PROBLEM - Print the records again, character for character.

Dataset records -

-- START --

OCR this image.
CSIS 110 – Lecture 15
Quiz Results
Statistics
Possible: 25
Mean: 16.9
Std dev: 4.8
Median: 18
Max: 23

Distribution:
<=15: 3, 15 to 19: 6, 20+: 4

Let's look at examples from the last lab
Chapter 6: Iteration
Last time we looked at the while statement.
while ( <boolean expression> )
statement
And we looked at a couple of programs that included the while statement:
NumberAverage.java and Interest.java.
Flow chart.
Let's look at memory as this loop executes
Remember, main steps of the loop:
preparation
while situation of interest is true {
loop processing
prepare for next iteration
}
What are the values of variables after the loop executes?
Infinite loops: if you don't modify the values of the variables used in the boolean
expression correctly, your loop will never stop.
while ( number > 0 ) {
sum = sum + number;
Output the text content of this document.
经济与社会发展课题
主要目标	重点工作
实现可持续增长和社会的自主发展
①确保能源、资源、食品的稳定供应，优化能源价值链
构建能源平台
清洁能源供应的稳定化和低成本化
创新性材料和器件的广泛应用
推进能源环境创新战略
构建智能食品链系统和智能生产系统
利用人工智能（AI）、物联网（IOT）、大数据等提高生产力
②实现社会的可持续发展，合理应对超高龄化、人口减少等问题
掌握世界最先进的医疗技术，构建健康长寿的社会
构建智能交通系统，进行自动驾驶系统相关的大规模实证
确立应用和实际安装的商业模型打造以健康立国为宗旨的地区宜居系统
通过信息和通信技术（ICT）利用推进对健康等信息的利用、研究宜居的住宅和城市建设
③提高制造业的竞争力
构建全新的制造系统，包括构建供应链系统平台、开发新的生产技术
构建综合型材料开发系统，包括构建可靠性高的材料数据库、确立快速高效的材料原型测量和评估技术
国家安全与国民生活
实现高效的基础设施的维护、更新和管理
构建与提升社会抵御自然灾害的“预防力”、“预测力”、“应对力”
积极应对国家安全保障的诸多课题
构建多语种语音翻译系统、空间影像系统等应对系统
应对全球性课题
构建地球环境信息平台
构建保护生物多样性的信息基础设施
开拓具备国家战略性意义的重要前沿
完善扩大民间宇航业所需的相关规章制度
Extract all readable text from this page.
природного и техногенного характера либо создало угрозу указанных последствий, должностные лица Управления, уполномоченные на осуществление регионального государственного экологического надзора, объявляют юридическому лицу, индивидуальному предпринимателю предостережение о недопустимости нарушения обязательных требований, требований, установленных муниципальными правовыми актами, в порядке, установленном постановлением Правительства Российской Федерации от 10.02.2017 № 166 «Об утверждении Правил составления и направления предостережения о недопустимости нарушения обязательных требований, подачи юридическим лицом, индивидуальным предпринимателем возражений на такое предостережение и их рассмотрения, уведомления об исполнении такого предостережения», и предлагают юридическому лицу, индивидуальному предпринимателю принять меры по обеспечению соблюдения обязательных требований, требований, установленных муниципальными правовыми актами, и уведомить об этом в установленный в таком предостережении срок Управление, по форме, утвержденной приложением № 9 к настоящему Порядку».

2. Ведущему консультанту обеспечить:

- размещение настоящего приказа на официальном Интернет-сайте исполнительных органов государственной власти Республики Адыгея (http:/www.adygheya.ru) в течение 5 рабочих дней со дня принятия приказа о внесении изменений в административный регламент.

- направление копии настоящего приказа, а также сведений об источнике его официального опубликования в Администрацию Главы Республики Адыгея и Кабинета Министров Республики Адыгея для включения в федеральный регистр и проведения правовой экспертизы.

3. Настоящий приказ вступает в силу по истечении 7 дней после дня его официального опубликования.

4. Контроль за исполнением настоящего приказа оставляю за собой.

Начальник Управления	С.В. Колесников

-- END --

TASK OUTPUT -
OCR this image.
CSIS 110 – Lecture 15
Quiz Results
Statistics
Possible: 25
Mean: 16.9
Std dev: 4.8
Median: 18
Max: 23

Distribution:
<=15: 3, 15 to 19: 6, 20+: 4

Let's look at examples from the last lab
Chapter 6: Iteration
Last time we looked at the while statement.
while ( <boolean expression> )
statement
And we looked at a couple of programs that included the while statement:
NumberAverage.java and Interest.java.
Flow chart.
Let's look at memory as this loop executes
Remember, main steps of the loop:
preparation
while situation of interest is true {
loop processing
prepare for next iteration
}
What are the values of variables after the loop executes?
Infinite loops: if you don't modify the values of the variables used in the boolean
expression correctly, your loop will never stop.
while ( number > 0 ) {
sum = sum + number;
Output the text content of this document.
经济与社会发展课题
主要目标	重点工作
实现可持续增长和社会的自主发展
①确保能源、资源、食品的稳定供应，优化能源价值链
构建能源平台
清洁能源供应的稳定化和低成本化
创新性材料和器件的广泛应用
推进能源环境创新战略
构建智能食品链系统和智能生产系统
利用人工智能（AI）、物联网（IOT）、大数据等提高生产力
②实现社会的可持续发展，合理应对超高龄化、人口减少等问题
掌握世界最先进的医疗技术，构建健康长寿的社会
构建智能交通系统，进行自动驾驶系统相关的大规模实证
确立应用和实际安装的商业模型打造以健康立国为宗旨的地区宜居系统
通过信息和通信技术（ICT）利用推进对健康等信息的利用、研究宜居的住宅和城市建设
③提高制造业的竞争力
构建全新的制造系统，包括构建供应链系统平台、开发新的生产技术
构建综合型材料开发系统，包括构建可靠性高的材料数据库、确立快速高效的材料原型测量和评估技术
国家安全与国民生活
实现高效的基础设施的维护、更新和管理
构建与提升社会抵御自然灾害的“预防力”、“预测力”、“应对力”
积极应对国家安全保障的诸多课题
构建多语种语音翻译系统、空间影像系统等应对系统
应对全球性课题
构建地球环境信息平台
构建保护生物多样性的信息基础设施
开拓具备国家战略性意义的重要前沿
完善扩大民间宇航业所需的相关规章制度
Extract all readable text from this page.
природного и техногенного характера либо создало угрозу указанных последствий, должностные лица Управления, уполномоченные на осуществление регионального государственного экологического надзора, объявляют юридическому лицу, индивидуальному предпринимателю предостережение о недопустимости нарушения обязательных требований, требований, установленных муниципальными правовыми актами, в порядке, установленном постановлением Правительства Российской Федерации от 10.02.2017 № 166 «Об утверждении Правил составления и направления предостережения о недопустимости нарушения обязательных требований, подачи юридическим лицом, индивидуальным предпринимателем возражений на такое предостережение и их рассмотрения, уведомления об исполнении такого предостережения», и предлагают юридическому лицу, индивидуальному предпринимателю принять меры по обеспечению соблюдения обязательных требований, требований, установленных муниципальными правовыми актами, и уведомить об этом в установленный в таком предостережении срок Управление, по форме, утвержденной приложением № 9 к настоящему Порядку».

2. Ведущему консультанту обеспечить:

- размещение настоящего приказа на официальном Интернет-сайте исполнительных органов государственной власти Республики Адыгея (http:/www.adygheya.ru) в течение 5 рабочих дней со дня принятия приказа о внесении изменений в административный регламент.

- направление копии настоящего приказа, а также сведений об источнике его официального опубликования в Администрацию Главы Республики Адыгея и Кабинета Министров Республики Адыгея для включения в федеральный регистр и проведения правовой экспертизы.

3. Настоящий приказ вступает в силу по истечении 7 дней после дня его официального опубликования.

4. Контроль за исполнением настоящего приказа оставляю за собой.

Начальник Управления	С.В. Колесников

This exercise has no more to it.